Aim: Return each line containing the string "analizada".

[start Dataset records]

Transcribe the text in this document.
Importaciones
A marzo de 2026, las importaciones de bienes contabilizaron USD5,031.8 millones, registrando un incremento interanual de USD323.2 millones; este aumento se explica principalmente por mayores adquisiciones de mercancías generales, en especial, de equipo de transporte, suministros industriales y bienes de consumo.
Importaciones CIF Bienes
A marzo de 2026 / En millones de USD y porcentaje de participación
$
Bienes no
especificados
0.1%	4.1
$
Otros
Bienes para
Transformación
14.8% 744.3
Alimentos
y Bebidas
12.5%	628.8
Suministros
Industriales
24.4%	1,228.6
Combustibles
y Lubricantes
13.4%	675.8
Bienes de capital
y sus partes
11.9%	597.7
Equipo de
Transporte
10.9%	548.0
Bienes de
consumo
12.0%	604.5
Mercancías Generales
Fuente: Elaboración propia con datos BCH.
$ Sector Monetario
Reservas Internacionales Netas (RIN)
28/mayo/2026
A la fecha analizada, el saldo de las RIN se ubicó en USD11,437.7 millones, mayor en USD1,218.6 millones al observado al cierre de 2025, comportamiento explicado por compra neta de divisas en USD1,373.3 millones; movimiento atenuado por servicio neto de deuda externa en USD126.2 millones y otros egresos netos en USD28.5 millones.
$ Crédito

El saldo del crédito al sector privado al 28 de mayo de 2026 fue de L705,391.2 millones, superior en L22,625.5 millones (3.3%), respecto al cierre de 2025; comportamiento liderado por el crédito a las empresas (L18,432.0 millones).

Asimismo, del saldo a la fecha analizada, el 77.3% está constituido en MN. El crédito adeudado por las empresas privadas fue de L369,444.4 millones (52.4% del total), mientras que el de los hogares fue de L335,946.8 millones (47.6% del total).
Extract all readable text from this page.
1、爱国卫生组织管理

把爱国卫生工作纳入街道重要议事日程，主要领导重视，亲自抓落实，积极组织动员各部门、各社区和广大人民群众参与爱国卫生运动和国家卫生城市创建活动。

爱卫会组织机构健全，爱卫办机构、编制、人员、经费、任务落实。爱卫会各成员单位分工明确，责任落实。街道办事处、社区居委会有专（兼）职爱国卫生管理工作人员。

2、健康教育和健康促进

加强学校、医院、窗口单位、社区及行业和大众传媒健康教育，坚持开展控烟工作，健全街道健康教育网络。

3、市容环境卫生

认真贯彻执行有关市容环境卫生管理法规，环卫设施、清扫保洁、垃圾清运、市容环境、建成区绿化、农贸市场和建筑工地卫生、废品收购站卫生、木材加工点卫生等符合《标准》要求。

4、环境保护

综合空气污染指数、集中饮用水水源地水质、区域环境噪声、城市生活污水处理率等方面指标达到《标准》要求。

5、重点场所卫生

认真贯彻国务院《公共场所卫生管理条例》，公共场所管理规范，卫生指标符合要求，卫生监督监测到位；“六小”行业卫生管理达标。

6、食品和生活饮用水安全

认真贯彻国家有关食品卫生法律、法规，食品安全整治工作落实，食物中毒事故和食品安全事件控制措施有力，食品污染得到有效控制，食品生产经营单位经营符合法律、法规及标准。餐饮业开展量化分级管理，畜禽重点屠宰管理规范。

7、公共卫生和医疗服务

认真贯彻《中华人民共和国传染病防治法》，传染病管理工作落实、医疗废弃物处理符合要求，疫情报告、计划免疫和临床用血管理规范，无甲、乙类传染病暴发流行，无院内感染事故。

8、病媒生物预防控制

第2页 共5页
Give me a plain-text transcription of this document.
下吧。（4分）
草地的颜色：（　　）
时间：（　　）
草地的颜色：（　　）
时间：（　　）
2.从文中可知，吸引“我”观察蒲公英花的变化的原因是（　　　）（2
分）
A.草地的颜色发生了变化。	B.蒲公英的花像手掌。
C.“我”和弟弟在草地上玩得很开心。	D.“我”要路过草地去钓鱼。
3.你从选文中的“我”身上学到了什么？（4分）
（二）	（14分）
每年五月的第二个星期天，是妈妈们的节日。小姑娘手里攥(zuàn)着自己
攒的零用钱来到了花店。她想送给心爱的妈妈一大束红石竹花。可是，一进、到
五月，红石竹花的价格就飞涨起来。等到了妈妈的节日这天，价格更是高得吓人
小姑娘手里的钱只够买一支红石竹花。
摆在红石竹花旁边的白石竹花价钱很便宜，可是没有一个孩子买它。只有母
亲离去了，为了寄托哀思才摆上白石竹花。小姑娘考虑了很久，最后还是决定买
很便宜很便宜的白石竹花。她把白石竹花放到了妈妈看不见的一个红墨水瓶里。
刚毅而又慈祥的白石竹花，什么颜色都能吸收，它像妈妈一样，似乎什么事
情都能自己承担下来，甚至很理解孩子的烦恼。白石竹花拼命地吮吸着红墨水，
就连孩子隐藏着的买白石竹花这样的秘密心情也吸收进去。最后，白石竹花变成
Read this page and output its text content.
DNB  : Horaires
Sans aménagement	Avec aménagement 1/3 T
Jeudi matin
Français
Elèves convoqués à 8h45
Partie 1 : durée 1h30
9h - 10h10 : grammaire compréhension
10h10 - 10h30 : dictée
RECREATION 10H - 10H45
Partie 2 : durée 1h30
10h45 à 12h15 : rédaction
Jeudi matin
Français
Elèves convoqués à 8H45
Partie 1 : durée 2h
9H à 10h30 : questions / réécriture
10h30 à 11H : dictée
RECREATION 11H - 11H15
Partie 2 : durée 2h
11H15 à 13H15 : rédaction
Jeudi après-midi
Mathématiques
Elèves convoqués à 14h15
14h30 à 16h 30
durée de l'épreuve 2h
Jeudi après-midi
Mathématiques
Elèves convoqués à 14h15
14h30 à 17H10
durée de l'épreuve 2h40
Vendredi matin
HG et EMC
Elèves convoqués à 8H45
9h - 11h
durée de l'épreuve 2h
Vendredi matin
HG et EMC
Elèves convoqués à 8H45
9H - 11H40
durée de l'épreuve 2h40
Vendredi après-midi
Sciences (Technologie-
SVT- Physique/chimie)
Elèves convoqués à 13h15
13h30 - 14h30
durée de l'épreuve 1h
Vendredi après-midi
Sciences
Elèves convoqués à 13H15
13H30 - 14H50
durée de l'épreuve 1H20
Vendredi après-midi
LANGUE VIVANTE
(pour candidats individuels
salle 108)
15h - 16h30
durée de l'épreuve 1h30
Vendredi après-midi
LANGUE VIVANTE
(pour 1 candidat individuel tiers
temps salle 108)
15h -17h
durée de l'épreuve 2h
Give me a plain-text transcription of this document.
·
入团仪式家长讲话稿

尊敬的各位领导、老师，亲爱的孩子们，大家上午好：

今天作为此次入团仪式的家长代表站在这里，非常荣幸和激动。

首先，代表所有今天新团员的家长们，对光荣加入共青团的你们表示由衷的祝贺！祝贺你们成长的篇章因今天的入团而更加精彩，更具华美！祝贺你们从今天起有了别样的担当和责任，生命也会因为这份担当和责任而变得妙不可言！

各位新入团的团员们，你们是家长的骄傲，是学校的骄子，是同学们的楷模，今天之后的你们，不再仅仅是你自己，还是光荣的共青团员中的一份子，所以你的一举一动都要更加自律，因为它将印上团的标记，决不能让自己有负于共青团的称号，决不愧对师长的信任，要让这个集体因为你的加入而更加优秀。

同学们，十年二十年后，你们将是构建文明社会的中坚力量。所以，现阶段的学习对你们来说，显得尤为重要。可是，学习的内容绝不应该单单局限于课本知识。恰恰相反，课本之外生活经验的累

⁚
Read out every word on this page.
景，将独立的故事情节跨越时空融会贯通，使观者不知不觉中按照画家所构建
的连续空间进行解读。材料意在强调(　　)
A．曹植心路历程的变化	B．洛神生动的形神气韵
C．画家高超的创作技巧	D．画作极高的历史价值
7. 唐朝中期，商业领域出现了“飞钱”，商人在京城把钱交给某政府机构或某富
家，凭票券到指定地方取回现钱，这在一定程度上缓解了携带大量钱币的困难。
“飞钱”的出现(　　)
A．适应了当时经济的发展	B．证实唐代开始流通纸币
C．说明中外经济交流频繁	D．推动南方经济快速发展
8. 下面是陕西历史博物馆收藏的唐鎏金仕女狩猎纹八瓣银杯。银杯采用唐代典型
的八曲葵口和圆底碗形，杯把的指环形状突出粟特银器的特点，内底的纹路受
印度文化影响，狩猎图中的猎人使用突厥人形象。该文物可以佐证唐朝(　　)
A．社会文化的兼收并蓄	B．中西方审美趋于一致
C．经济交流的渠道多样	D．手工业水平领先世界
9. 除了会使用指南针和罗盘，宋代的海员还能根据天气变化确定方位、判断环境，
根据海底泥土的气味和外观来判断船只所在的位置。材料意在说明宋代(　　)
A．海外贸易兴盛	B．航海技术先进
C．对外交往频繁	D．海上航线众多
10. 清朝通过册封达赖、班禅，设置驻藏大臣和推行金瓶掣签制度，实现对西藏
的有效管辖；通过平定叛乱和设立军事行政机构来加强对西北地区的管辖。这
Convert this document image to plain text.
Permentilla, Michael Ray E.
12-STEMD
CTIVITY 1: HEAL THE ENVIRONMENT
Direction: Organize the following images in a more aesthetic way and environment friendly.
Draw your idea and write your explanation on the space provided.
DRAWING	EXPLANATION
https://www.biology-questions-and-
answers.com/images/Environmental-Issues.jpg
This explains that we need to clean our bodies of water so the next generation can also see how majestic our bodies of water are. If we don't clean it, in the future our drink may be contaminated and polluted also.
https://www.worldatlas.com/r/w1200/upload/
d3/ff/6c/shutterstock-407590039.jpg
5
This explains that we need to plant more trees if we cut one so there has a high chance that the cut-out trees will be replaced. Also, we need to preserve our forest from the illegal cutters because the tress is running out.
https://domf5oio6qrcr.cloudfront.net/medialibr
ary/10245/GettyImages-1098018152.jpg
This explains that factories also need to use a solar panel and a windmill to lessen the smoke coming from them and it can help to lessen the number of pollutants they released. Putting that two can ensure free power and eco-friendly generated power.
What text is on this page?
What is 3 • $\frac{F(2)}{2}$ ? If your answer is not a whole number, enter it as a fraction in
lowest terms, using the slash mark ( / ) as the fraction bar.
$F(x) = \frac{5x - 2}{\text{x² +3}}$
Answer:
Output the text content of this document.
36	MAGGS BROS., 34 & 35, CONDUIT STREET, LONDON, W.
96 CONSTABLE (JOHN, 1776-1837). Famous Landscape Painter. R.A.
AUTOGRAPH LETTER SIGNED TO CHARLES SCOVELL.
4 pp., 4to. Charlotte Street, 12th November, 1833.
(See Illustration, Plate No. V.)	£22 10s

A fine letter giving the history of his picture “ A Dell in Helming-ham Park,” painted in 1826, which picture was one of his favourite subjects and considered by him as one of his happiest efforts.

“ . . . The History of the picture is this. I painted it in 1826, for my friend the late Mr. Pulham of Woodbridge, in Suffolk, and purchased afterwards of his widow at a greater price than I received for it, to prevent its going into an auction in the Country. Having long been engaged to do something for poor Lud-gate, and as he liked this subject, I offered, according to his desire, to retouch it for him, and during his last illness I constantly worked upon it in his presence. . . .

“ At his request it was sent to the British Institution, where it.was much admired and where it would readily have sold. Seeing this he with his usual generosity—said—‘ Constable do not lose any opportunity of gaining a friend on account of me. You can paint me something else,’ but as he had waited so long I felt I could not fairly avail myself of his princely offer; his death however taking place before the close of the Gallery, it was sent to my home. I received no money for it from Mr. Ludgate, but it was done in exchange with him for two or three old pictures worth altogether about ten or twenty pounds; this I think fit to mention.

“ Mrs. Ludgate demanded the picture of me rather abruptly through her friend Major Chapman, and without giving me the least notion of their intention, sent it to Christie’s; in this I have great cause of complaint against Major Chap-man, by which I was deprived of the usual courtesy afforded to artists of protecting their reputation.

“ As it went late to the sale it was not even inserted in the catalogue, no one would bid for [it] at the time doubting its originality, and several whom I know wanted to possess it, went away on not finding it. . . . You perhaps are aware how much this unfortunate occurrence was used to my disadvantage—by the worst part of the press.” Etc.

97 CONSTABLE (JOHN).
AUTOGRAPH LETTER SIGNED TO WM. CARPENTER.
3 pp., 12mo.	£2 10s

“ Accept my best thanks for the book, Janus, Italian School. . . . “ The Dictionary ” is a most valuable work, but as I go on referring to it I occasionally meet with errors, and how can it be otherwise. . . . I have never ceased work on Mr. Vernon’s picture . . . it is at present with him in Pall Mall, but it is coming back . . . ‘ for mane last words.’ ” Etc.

[end Dataset records]

Task answer:
A la fecha analizada, el saldo de las RIN se ubicó en USD11,437.7 millones, mayor en USD1,218.6 millones al observado al cierre de 2025, comportamiento explicado por compra neta de divisas en USD1,373.3 millones; movimiento atenuado por servicio neto de deuda externa en USD126.2 millones y otros egresos netos en USD28.5 millones.
Asimismo, del saldo a la fecha analizada, el 77.3% está constituido en MN. El crédito adeudado por las empresas privadas fue de L369,444.4 millones (52.4% del total), mientras que el de los hogares fue de L335,946.8 millones (47.6% del total).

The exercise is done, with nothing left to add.